▶ Extracted data entries:
:::::
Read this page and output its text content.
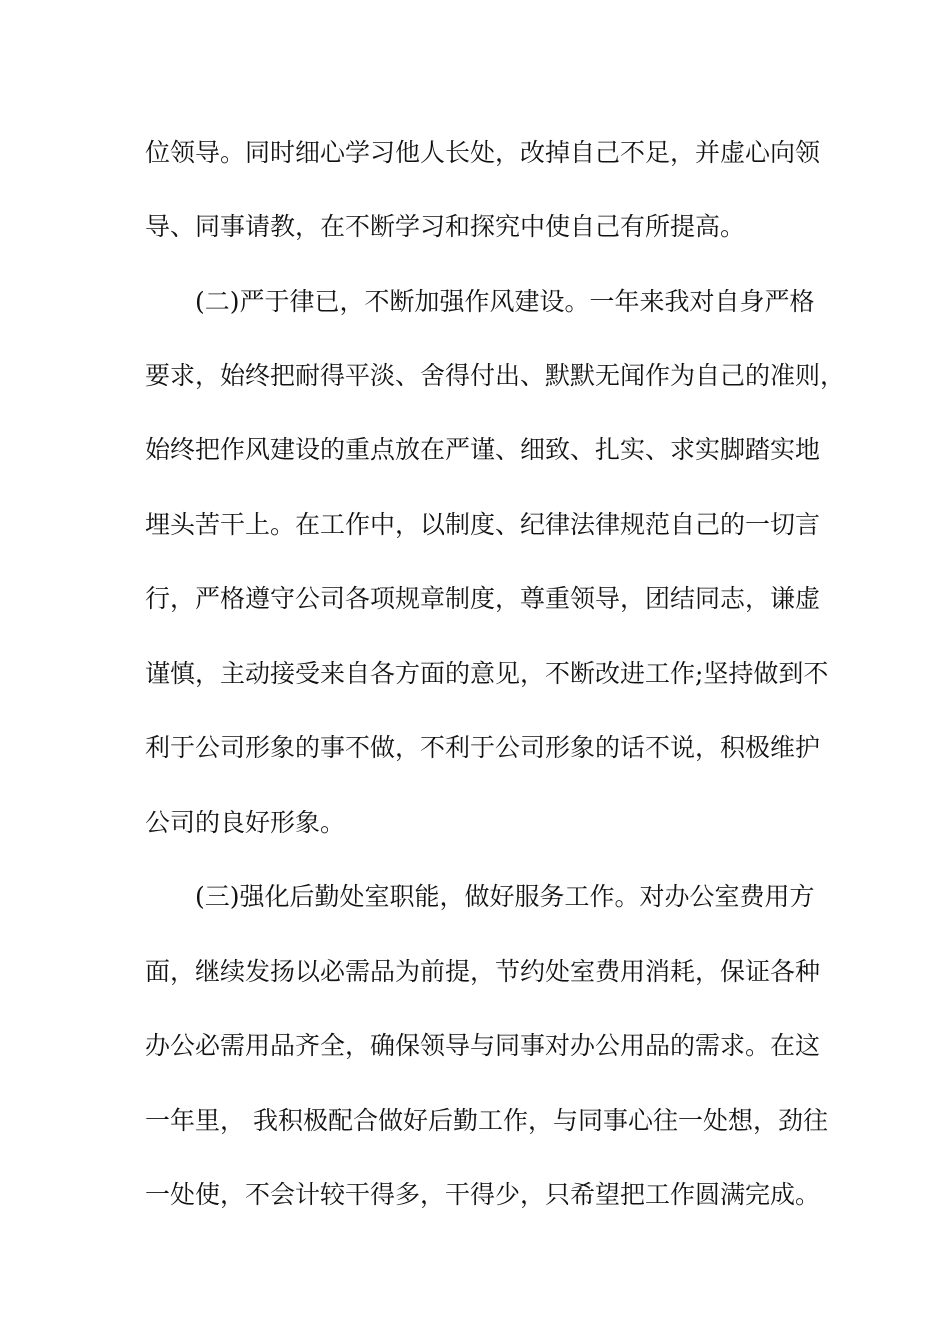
位领导。同时细心学习他人长处，改掉自己不足，并虚心向领
导、同事请教，在不断学习和探究中使自己有所提高。
(二)严于律已，不断加强作风建设。一年来我对自身严格
要求，始终把耐得平淡、舍得付出、默默无闻作为自己的准则，
始终把作风建设的重点放在严谨、细致、扎实、求实脚踏实地
埋头苦干上。在工作中，以制度、纪律法律规范自己的一切言
行，严格遵守公司各项规章制度，尊重领导，团结同志，谦虚
谨慎，主动接受来自各方面的意见，不断改进工作;坚持做到不
利于公司形象的事不做，不利于公司形象的话不说，积极维护
公司的良好形象。
(三)强化后勤处室职能，做好服务工作。对办公室费用方
面，继续发扬以必需品为前提，节约处室费用消耗，保证各种
办公必需用品齐全，确保领导与同事对办公用品的需求。在这
一年里， 我积极配合做好后勤工作，与同事心往一处想，劲往
一处使，不会计较干得多，干得少，只希望把工作圆满完成。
:::::
▶ Challenge: Reproduce the data word for word, excluding its pictures.

▶ Result of the task:
Read this page and output its text content.
位领导。同时细心学习他人长处，改掉自己不足，并虚心向领
导、同事请教，在不断学习和探究中使自己有所提高。
(二)严于律已，不断加强作风建设。一年来我对自身严格
要求，始终把耐得平淡、舍得付出、默默无闻作为自己的准则，
始终把作风建设的重点放在严谨、细致、扎实、求实脚踏实地
埋头苦干上。在工作中，以制度、纪律法律规范自己的一切言
行，严格遵守公司各项规章制度，尊重领导，团结同志，谦虚
谨慎，主动接受来自各方面的意见，不断改进工作;坚持做到不
利于公司形象的事不做，不利于公司形象的话不说，积极维护
公司的良好形象。
(三)强化后勤处室职能，做好服务工作。对办公室费用方
面，继续发扬以必需品为前提，节约处室费用消耗，保证各种
办公必需用品齐全，确保领导与同事对办公用品的需求。在这
一年里， 我积极配合做好后勤工作，与同事心往一处想，劲往
一处使，不会计较干得多，干得少，只希望把工作圆满完成。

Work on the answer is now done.